::: Input for this task

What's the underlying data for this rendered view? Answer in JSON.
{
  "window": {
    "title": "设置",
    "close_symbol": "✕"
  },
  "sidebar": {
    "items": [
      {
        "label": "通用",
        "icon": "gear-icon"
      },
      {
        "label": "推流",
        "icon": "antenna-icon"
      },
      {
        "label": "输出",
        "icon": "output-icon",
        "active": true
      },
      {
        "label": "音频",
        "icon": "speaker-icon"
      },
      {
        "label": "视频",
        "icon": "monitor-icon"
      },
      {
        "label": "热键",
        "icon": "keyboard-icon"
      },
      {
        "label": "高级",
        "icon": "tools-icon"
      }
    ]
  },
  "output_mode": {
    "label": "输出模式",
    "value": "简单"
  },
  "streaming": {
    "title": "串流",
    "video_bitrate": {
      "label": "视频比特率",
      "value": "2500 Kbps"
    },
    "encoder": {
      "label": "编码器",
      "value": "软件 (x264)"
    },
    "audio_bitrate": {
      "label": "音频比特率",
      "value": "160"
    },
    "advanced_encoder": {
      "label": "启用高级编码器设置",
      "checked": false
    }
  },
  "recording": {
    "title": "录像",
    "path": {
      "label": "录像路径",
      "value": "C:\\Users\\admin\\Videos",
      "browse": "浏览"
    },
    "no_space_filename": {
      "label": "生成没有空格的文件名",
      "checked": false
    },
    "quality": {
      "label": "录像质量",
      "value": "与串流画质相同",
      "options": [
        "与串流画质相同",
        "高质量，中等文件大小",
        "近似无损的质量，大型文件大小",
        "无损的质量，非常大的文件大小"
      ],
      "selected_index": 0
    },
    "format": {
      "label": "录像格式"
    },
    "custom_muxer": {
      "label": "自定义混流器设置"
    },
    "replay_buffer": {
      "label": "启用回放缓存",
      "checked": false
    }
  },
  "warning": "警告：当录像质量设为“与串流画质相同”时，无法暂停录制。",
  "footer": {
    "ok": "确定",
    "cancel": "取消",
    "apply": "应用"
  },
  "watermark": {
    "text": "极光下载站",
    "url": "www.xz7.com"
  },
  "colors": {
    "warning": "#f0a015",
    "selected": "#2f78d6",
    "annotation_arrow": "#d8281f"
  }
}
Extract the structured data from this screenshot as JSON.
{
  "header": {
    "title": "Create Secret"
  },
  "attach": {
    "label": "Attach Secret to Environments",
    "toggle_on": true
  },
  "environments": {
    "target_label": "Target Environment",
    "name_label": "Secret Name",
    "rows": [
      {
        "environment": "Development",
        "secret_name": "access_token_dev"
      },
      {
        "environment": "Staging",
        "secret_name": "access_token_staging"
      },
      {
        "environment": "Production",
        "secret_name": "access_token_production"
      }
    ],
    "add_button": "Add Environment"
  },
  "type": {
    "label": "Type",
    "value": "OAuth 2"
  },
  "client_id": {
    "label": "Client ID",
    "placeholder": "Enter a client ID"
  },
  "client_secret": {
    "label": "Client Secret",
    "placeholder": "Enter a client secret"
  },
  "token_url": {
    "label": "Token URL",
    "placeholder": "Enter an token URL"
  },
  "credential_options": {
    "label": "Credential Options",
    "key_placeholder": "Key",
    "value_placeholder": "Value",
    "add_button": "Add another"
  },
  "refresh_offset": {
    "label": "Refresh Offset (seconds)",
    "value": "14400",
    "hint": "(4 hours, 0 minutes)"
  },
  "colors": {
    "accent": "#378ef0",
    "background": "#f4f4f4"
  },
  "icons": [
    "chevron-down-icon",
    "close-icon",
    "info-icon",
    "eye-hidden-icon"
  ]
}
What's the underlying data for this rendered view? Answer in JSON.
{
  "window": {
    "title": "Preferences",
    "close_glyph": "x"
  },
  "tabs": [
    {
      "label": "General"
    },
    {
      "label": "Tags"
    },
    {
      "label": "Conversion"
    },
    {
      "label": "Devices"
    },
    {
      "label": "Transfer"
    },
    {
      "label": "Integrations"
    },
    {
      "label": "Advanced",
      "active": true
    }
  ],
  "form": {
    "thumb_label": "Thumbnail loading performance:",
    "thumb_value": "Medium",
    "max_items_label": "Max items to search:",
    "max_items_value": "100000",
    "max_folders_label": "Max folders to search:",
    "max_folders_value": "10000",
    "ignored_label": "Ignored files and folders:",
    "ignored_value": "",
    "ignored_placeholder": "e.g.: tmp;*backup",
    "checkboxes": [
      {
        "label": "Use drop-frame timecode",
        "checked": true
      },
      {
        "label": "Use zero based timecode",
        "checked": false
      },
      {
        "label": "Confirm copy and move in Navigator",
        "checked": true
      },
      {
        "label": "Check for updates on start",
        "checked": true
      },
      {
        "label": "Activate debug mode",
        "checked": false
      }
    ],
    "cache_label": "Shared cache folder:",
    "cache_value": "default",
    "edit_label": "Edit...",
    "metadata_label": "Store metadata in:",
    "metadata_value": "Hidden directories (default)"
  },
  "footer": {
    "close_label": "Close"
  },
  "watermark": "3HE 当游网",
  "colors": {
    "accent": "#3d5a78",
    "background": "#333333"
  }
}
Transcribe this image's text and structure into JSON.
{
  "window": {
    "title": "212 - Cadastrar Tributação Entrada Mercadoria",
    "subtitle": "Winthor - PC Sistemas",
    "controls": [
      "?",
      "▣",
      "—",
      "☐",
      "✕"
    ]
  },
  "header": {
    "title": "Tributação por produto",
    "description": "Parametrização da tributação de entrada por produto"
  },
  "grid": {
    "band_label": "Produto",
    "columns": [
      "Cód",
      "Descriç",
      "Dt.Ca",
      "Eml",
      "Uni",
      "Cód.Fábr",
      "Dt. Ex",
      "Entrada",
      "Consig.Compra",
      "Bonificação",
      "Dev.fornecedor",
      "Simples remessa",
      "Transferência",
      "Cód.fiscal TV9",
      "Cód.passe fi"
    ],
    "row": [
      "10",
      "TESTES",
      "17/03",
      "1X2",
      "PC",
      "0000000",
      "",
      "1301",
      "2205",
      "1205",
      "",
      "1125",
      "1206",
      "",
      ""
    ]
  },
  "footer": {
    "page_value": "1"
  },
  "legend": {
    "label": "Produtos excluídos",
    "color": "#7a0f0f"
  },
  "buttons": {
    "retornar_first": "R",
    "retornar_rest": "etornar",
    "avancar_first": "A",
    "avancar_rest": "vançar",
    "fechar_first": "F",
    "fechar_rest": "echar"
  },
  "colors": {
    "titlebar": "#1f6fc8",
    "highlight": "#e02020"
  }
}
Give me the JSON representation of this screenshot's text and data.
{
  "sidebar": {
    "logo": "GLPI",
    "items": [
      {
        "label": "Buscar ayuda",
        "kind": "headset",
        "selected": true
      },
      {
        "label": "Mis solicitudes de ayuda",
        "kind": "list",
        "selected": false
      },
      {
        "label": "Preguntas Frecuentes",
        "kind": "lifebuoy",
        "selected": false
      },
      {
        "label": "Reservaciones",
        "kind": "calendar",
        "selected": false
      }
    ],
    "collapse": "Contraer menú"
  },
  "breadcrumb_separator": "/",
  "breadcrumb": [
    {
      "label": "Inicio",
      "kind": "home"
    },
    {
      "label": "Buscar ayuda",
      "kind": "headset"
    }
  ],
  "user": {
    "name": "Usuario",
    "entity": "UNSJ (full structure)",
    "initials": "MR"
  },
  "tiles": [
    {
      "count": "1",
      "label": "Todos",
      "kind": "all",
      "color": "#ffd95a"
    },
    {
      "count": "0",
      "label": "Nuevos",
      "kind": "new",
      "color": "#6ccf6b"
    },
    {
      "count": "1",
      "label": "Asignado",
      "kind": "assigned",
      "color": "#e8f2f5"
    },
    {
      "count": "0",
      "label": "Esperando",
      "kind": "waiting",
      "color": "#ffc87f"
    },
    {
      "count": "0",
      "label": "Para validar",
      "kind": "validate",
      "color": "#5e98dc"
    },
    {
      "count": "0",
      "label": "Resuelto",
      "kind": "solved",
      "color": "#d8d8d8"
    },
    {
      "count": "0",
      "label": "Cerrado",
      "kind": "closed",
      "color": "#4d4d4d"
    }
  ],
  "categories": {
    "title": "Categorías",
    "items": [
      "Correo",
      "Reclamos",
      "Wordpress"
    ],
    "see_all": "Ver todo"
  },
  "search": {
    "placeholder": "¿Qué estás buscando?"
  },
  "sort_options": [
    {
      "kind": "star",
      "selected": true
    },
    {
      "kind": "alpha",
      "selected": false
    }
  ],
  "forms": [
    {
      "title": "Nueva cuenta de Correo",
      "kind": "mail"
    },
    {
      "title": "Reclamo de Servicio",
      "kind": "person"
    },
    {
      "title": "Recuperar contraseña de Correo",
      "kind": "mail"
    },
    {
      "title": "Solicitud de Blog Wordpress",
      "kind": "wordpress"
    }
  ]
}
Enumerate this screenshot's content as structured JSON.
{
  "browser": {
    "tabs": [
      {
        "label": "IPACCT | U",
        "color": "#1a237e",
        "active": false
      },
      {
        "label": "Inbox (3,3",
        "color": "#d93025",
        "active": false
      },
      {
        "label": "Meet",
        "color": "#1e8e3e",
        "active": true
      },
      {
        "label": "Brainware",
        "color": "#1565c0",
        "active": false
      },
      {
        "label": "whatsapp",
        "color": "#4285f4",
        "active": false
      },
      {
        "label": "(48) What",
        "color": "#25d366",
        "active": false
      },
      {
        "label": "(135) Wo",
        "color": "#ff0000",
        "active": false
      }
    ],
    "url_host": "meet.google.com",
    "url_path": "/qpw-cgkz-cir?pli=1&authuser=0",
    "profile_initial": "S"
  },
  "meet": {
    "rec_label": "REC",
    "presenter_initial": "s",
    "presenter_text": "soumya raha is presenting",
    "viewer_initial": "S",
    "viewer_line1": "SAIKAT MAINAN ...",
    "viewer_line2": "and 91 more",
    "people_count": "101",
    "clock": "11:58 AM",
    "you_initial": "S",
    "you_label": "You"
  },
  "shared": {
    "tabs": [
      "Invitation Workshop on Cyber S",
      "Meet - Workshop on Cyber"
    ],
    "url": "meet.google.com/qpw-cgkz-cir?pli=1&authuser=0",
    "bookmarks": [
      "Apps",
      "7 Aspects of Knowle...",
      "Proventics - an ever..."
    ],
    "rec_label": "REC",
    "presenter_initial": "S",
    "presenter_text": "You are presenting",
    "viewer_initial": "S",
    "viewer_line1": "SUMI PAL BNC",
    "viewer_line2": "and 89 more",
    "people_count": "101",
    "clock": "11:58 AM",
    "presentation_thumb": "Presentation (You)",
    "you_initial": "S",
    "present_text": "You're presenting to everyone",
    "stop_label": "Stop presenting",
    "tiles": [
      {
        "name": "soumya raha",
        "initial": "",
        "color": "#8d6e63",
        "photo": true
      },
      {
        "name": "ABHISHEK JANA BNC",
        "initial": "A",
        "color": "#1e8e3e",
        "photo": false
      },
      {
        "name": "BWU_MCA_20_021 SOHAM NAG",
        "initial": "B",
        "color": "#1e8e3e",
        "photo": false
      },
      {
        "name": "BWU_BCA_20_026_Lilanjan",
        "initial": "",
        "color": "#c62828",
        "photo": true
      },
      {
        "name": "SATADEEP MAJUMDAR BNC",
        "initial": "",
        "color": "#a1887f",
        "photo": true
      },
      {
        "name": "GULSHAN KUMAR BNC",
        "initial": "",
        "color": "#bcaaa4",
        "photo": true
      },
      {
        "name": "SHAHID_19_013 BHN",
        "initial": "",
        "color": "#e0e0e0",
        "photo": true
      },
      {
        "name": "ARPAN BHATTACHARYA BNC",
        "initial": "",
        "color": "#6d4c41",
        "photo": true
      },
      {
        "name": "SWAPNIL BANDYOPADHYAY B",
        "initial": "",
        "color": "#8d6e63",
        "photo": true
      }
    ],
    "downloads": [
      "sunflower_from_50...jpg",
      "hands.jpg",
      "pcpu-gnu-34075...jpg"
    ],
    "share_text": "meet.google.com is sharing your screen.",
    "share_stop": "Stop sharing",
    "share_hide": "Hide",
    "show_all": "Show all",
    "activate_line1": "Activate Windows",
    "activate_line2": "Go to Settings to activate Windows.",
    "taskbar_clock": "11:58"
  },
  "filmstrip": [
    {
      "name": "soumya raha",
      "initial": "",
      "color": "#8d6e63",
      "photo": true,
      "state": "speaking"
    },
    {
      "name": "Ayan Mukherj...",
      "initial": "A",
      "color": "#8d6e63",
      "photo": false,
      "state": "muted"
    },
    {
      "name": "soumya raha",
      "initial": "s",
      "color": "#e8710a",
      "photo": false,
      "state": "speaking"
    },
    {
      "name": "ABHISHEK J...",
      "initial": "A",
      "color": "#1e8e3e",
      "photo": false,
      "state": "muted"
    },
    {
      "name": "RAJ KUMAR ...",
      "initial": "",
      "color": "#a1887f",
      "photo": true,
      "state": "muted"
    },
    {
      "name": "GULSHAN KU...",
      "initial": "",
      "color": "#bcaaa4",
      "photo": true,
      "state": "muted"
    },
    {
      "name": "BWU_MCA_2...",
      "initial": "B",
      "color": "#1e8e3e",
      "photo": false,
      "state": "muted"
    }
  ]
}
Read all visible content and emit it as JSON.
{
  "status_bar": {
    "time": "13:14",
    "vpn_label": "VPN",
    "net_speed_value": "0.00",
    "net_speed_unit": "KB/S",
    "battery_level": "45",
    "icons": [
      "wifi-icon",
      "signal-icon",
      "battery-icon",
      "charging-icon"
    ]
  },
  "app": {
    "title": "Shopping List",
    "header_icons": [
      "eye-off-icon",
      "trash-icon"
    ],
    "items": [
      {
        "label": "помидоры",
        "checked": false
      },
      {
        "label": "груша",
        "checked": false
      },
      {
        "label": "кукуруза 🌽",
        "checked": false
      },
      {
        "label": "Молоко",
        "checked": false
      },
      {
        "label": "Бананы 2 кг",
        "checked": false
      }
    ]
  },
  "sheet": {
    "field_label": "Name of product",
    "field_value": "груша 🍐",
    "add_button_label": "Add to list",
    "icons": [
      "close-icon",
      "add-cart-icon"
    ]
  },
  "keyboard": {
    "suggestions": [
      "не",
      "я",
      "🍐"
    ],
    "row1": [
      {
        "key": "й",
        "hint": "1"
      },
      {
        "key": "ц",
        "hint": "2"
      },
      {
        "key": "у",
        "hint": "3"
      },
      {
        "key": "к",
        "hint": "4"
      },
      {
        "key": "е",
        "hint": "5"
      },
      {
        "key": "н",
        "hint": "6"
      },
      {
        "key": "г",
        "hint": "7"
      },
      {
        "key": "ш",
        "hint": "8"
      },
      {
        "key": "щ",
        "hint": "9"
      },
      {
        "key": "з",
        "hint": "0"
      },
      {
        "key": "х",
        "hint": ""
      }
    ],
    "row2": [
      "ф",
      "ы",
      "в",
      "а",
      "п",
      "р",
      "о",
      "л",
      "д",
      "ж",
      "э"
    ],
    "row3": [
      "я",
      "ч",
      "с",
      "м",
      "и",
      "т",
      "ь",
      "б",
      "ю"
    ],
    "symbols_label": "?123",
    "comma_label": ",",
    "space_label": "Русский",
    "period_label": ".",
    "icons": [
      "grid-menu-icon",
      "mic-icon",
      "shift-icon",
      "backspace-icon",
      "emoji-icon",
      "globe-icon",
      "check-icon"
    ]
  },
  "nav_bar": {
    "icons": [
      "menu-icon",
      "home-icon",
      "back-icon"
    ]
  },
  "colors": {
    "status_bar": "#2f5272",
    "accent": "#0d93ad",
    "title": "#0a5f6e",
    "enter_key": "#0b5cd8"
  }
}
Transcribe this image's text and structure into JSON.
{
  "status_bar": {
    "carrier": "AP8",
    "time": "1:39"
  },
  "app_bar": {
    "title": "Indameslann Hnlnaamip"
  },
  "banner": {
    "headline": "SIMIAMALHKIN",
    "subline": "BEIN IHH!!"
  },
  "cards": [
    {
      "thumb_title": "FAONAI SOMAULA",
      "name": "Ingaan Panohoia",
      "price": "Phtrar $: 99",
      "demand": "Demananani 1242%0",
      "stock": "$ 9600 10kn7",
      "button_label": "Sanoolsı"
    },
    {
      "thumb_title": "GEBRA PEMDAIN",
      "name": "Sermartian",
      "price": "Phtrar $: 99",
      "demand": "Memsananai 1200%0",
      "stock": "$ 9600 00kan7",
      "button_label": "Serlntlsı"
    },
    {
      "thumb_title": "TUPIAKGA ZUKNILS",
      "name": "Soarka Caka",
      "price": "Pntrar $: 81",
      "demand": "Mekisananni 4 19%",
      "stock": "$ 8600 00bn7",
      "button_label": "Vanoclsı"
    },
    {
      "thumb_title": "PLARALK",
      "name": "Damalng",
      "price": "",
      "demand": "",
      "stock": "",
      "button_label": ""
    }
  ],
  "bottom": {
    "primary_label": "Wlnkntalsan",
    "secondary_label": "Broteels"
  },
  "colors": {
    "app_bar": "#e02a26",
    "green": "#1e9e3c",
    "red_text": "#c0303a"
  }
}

::::::

Goal of the exercise — Locate each line containing the string "Cyber" and show it.

The output —
      "Invitation Workshop on Cyber S",
      "Meet - Workshop on Cyber"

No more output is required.